* _GOAL_
Give back all the data exactly, line by line.

* _Dataset listings of figures_

^^^^^^^^

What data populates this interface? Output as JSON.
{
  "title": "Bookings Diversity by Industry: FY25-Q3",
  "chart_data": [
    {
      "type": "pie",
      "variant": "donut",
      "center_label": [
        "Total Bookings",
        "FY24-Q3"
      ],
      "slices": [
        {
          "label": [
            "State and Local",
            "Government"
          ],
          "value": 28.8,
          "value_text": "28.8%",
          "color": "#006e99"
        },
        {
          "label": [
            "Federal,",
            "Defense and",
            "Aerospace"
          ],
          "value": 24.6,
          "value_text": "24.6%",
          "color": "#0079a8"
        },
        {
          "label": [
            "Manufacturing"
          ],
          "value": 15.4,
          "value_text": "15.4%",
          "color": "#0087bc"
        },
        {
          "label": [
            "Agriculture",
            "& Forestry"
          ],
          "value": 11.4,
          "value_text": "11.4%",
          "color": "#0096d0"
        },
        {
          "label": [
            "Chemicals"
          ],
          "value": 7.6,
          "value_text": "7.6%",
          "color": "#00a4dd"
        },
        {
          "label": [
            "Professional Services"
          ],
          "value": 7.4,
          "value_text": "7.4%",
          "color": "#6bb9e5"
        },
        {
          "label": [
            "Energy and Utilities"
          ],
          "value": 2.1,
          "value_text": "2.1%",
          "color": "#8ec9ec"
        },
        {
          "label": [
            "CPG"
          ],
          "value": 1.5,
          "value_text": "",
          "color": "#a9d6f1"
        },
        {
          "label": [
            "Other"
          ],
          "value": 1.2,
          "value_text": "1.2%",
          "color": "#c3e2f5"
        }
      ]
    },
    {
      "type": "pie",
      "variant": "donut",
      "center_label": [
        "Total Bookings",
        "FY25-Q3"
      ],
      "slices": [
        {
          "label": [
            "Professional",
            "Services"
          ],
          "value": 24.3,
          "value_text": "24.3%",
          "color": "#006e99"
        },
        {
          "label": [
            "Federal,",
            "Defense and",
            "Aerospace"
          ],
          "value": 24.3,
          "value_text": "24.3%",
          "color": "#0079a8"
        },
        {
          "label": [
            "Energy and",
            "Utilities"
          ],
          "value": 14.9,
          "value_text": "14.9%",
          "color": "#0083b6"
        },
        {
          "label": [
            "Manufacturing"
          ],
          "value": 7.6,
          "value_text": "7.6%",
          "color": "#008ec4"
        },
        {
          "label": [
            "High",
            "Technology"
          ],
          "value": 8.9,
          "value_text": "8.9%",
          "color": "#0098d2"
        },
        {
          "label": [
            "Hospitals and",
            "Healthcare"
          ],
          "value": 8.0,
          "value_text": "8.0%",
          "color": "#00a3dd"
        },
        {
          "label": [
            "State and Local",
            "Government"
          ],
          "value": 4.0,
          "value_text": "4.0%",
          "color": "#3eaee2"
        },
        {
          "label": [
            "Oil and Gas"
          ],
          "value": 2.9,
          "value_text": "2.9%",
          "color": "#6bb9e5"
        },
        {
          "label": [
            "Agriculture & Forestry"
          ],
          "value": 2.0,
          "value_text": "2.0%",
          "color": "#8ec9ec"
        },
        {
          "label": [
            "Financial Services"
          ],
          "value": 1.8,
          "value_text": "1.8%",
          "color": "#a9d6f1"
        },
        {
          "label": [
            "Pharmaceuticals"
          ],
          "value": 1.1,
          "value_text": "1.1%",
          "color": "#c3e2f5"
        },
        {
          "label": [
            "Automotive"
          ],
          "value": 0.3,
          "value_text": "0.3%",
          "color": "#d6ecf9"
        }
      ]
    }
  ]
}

^^^^^^^^

* _THE ANSWER_
What data populates this interface? Output as JSON.
{
  "title": "Bookings Diversity by Industry: FY25-Q3",
  "chart_data": [
    {
      "type": "pie",
      "variant": "donut",
      "center_label": [
        "Total Bookings",
        "FY24-Q3"
      ],
      "slices": [
        {
          "label": [
            "State and Local",
            "Government"
          ],
          "value": 28.8,
          "value_text": "28.8%",
          "color": "#006e99"
        },
        {
          "label": [
            "Federal,",
            "Defense and",
            "Aerospace"
          ],
          "value": 24.6,
          "value_text": "24.6%",
          "color": "#0079a8"
        },
        {
          "label": [
            "Manufacturing"
          ],
          "value": 15.4,
          "value_text": "15.4%",
          "color": "#0087bc"
        },
        {
          "label": [
            "Agriculture",
            "& Forestry"
          ],
          "value": 11.4,
          "value_text": "11.4%",
          "color": "#0096d0"
        },
        {
          "label": [
            "Chemicals"
          ],
          "value": 7.6,
          "value_text": "7.6%",
          "color": "#00a4dd"
        },
        {
          "label": [
            "Professional Services"
          ],
          "value": 7.4,
          "value_text": "7.4%",
          "color": "#6bb9e5"
        },
        {
          "label": [
            "Energy and Utilities"
          ],
          "value": 2.1,
          "value_text": "2.1%",
          "color": "#8ec9ec"
        },
        {
          "label": [
            "CPG"
          ],
          "value": 1.5,
          "value_text": "",
          "color": "#a9d6f1"
        },
        {
          "label": [
            "Other"
          ],
          "value": 1.2,
          "value_text": "1.2%",
          "color": "#c3e2f5"
        }
      ]
    },
    {
      "type": "pie",
      "variant": "donut",
      "center_label": [
        "Total Bookings",
        "FY25-Q3"
      ],
      "slices": [
        {
          "label": [
            "Professional",
            "Services"
          ],
          "value": 24.3,
          "value_text": "24.3%",
          "color": "#006e99"
        },
        {
          "label": [
            "Federal,",
            "Defense and",
            "Aerospace"
          ],
          "value": 24.3,
          "value_text": "24.3%",
          "color": "#0079a8"
        },
        {
          "label": [
            "Energy and",
            "Utilities"
          ],
          "value": 14.9,
          "value_text": "14.9%",
          "color": "#0083b6"
        },
        {
          "label": [
            "Manufacturing"
          ],
          "value": 7.6,
          "value_text": "7.6%",
          "color": "#008ec4"
        },
        {
          "label": [
            "High",
            "Technology"
          ],
          "value": 8.9,
          "value_text": "8.9%",
          "color": "#0098d2"
        },
        {
          "label": [
            "Hospitals and",
            "Healthcare"
          ],
          "value": 8.0,
          "value_text": "8.0%",
          "color": "#00a3dd"
        },
        {
          "label": [
            "State and Local",
            "Government"
          ],
          "value": 4.0,
          "value_text": "4.0%",
          "color": "#3eaee2"
        },
        {
          "label": [
            "Oil and Gas"
          ],
          "value": 2.9,
          "value_text": "2.9%",
          "color": "#6bb9e5"
        },
        {
          "label": [
            "Agriculture & Forestry"
          ],
          "value": 2.0,
          "value_text": "2.0%",
          "color": "#8ec9ec"
        },
        {
          "label": [
            "Financial Services"
          ],
          "value": 1.8,
          "value_text": "1.8%",
          "color": "#a9d6f1"
        },
        {
          "label": [
            "Pharmaceuticals"
          ],
          "value": 1.1,
          "value_text": "1.1%",
          "color": "#c3e2f5"
        },
        {
          "label": [
            "Automotive"
          ],
          "value": 0.3,
          "value_text": "0.3%",
          "color": "#d6ecf9"
        }
      ]
    }
  ]
}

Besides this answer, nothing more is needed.